- **Task description**
Note each line where "DCOM" appears, and copy it.

[START OF Extracted information]

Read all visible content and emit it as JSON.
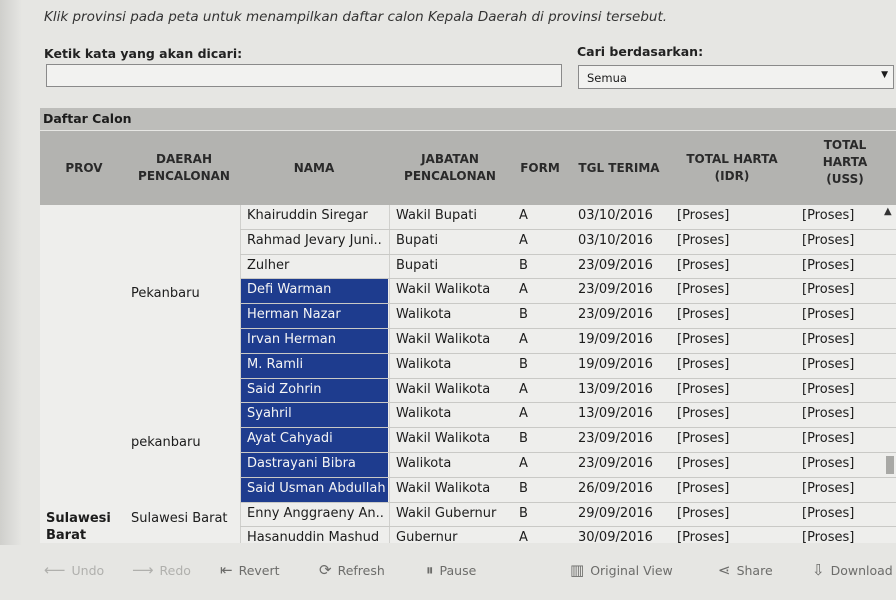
{
  "instruction": "Klik provinsi pada peta untuk menampilkan daftar calon Kepala Daerah di provinsi tersebut.",
  "search": {
    "label": "Ketik kata yang akan dicari:",
    "value": ""
  },
  "filter": {
    "label": "Cari berdasarkan:",
    "value": "Semua"
  },
  "table": {
    "title": "Daftar Calon",
    "headers": {
      "prov": "PROV",
      "daerah_1": "DAERAH",
      "daerah_2": "PENCALONAN",
      "nama": "NAMA",
      "jabatan_1": "JABATAN",
      "jabatan_2": "PENCALONAN",
      "form": "FORM",
      "tgl": "TGL TERIMA",
      "harta_idr_1": "TOTAL HARTA",
      "harta_idr_2": "(IDR)",
      "harta_uss_1": "TOTAL",
      "harta_uss_2": "HARTA",
      "harta_uss_3": "(USS)"
    },
    "groups": [
      {
        "prov": "",
        "daerah": "Pekanbaru"
      },
      {
        "prov": "",
        "daerah": "pekanbaru"
      },
      {
        "prov_1": "Sulawesi",
        "prov_2": "Barat",
        "daerah": "Sulawesi Barat"
      }
    ],
    "rows": [
      {
        "nama": "Khairuddin Siregar",
        "jabatan": "Wakil Bupati",
        "form": "A",
        "tgl": "03/10/2016",
        "idr": "[Proses]",
        "uss": "[Proses]",
        "selected": false
      },
      {
        "nama": "Rahmad Jevary Juni..",
        "jabatan": "Bupati",
        "form": "A",
        "tgl": "03/10/2016",
        "idr": "[Proses]",
        "uss": "[Proses]",
        "selected": false
      },
      {
        "nama": "Zulher",
        "jabatan": "Bupati",
        "form": "B",
        "tgl": "23/09/2016",
        "idr": "[Proses]",
        "uss": "[Proses]",
        "selected": false
      },
      {
        "nama": "Defi Warman",
        "jabatan": "Wakil Walikota",
        "form": "A",
        "tgl": "23/09/2016",
        "idr": "[Proses]",
        "uss": "[Proses]",
        "selected": true
      },
      {
        "nama": "Herman Nazar",
        "jabatan": "Walikota",
        "form": "B",
        "tgl": "23/09/2016",
        "idr": "[Proses]",
        "uss": "[Proses]",
        "selected": true
      },
      {
        "nama": "Irvan Herman",
        "jabatan": "Wakil Walikota",
        "form": "A",
        "tgl": "19/09/2016",
        "idr": "[Proses]",
        "uss": "[Proses]",
        "selected": true
      },
      {
        "nama": "M. Ramli",
        "jabatan": "Walikota",
        "form": "B",
        "tgl": "19/09/2016",
        "idr": "[Proses]",
        "uss": "[Proses]",
        "selected": true
      },
      {
        "nama": "Said Zohrin",
        "jabatan": "Wakil Walikota",
        "form": "A",
        "tgl": "13/09/2016",
        "idr": "[Proses]",
        "uss": "[Proses]",
        "selected": true
      },
      {
        "nama": "Syahril",
        "jabatan": "Walikota",
        "form": "A",
        "tgl": "13/09/2016",
        "idr": "[Proses]",
        "uss": "[Proses]",
        "selected": true
      },
      {
        "nama": "Ayat Cahyadi",
        "jabatan": "Wakil Walikota",
        "form": "B",
        "tgl": "23/09/2016",
        "idr": "[Proses]",
        "uss": "[Proses]",
        "selected": true
      },
      {
        "nama": "Dastrayani Bibra",
        "jabatan": "Walikota",
        "form": "A",
        "tgl": "23/09/2016",
        "idr": "[Proses]",
        "uss": "[Proses]",
        "selected": true
      },
      {
        "nama": "Said Usman Abdullah",
        "jabatan": "Wakil Walikota",
        "form": "B",
        "tgl": "26/09/2016",
        "idr": "[Proses]",
        "uss": "[Proses]",
        "selected": true
      },
      {
        "nama": "Enny Anggraeny An..",
        "jabatan": "Wakil Gubernur",
        "form": "B",
        "tgl": "29/09/2016",
        "idr": "[Proses]",
        "uss": "[Proses]",
        "selected": false
      },
      {
        "nama": "Hasanuddin Mashud",
        "jabatan": "Gubernur",
        "form": "A",
        "tgl": "30/09/2016",
        "idr": "[Proses]",
        "uss": "[Proses]",
        "selected": false
      }
    ]
  },
  "toolbar": {
    "undo": "Undo",
    "redo": "Redo",
    "revert": "Revert",
    "refresh": "Refresh",
    "pause": "Pause",
    "original_view": "Original View",
    "share": "Share",
    "download": "Download"
  },
  "colors": {
    "selection": "#1e3c8e",
    "header_band": "#b3b3b0",
    "background": "#e6e6e3"
  }
}
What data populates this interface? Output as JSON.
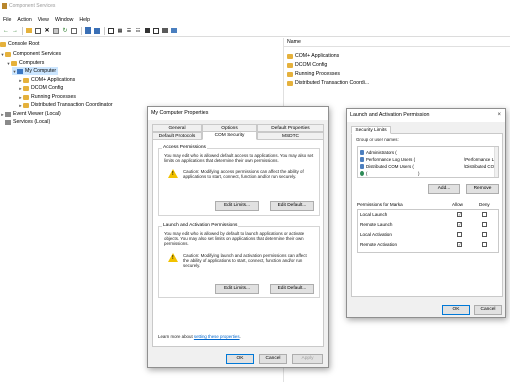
{
  "window": {
    "title": "Component Services"
  },
  "menu": [
    "File",
    "Action",
    "View",
    "Window",
    "Help"
  ],
  "toolbar_icons": [
    "back-icon",
    "forward-icon",
    "up-icon",
    "show-tree-icon",
    "delete-icon",
    "properties-icon",
    "refresh-icon",
    "export-icon",
    "help-icon",
    "view-icon",
    "large-icons-icon",
    "small-icons-icon",
    "list-icon",
    "details-icon",
    "stop-icon",
    "start-icon",
    "configure-icon",
    "msdtc-icon"
  ],
  "tree": {
    "console_root": "Console Root",
    "component_services": "Component Services",
    "computers": "Computers",
    "my_computer": "My Computer",
    "com_apps": "COM+ Applications",
    "dcom_config": "DCOM Config",
    "running_processes": "Running Processes",
    "dtc": "Distributed Transaction Coordinator",
    "event_viewer": "Event Viewer (Local)",
    "services": "Services (Local)"
  },
  "list": {
    "header": "Name",
    "items": [
      "COM+ Applications",
      "DCOM Config",
      "Running Processes",
      "Distributed Transaction Coordi..."
    ]
  },
  "props_dialog": {
    "title": "My Computer Properties",
    "tabs_row1": [
      "General",
      "Options",
      "Default Properties"
    ],
    "tabs_row2": [
      "Default Protocols",
      "COM Security",
      "MSDTC"
    ],
    "access": {
      "title": "Access Permissions",
      "desc": "You may edit who is allowed default access to applications. You may also set limits on applications that determine their own permissions.",
      "warning": "Caution: Modifying access permissions can affect the ability of applications to start, connect, function and/or run securely.",
      "edit_limits": "Edit Limits...",
      "edit_default": "Edit Default..."
    },
    "launch": {
      "title": "Launch and Activation Permissions",
      "desc": "You may edit who is allowed by default to launch applications or activate objects. You may also set limits on applications that determine their own permissions.",
      "warning": "Caution: Modifying launch and activation permissions can affect the ability of applications to start, connect, function and/or run securely.",
      "edit_limits": "Edit Limits...",
      "edit_default": "Edit Default..."
    },
    "learn_prefix": "Learn more about ",
    "learn_link": "setting these properties",
    "learn_suffix": ".",
    "ok": "OK",
    "cancel": "Cancel",
    "apply": "Apply"
  },
  "perm_dialog": {
    "title": "Launch and Activation Permission",
    "close": "×",
    "tab": "Security Limits",
    "group_label": "Group or user names:",
    "users": [
      {
        "name": "Administrators (",
        "right": ""
      },
      {
        "name": "Performance Log Users (",
        "right": "\\Performance Lc"
      },
      {
        "name": "Distributed COM Users (",
        "right": "\\Distributed COM"
      },
      {
        "name": "(",
        "right": ")"
      }
    ],
    "add": "Add...",
    "remove": "Remove",
    "perm_label": "Permissions for Marka",
    "allow": "Allow",
    "deny": "Deny",
    "permissions": [
      {
        "name": "Local Launch",
        "allow": true,
        "deny": false
      },
      {
        "name": "Remote Launch",
        "allow": true,
        "deny": false
      },
      {
        "name": "Local Activation",
        "allow": false,
        "deny": false
      },
      {
        "name": "Remote Activation",
        "allow": true,
        "deny": false
      }
    ],
    "ok": "OK",
    "cancel": "Cancel"
  }
}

[END OF Extracted information]

- **Output**
    "dcom_config": "DCOM Config",
      "DCOM Config",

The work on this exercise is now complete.